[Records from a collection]
※ ※ ※

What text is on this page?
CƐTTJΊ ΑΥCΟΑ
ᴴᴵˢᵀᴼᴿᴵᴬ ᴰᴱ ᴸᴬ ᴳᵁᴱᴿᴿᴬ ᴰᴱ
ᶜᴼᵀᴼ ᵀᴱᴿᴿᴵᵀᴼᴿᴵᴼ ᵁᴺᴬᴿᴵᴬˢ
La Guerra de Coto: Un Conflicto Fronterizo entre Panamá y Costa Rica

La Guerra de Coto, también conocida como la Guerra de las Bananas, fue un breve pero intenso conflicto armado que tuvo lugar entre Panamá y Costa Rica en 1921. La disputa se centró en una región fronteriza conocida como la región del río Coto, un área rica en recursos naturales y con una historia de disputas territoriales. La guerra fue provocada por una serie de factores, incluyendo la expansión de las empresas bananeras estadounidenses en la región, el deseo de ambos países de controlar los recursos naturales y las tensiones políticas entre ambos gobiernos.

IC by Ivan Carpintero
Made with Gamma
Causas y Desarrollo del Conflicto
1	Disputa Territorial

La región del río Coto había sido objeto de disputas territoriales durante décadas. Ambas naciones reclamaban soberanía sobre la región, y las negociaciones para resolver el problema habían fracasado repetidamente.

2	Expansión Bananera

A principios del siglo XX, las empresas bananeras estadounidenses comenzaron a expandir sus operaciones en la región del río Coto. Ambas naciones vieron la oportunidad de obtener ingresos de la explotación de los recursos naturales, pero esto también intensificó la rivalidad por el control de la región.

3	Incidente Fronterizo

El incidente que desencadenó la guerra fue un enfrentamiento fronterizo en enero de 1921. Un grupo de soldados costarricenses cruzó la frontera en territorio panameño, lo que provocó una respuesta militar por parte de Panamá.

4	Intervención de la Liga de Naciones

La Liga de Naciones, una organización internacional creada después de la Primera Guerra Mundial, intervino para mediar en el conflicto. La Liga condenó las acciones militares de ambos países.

※ ※ ※

For each line of the listing that holds the word "Liga", show that line.

Task answer -
4	Intervención de la Liga de Naciones
La Liga de Naciones, una organización internacional creada después de la Primera Guerra Mundial, intervino para mediar en el conflicto. La Liga condenó las acciones militares de ambos países.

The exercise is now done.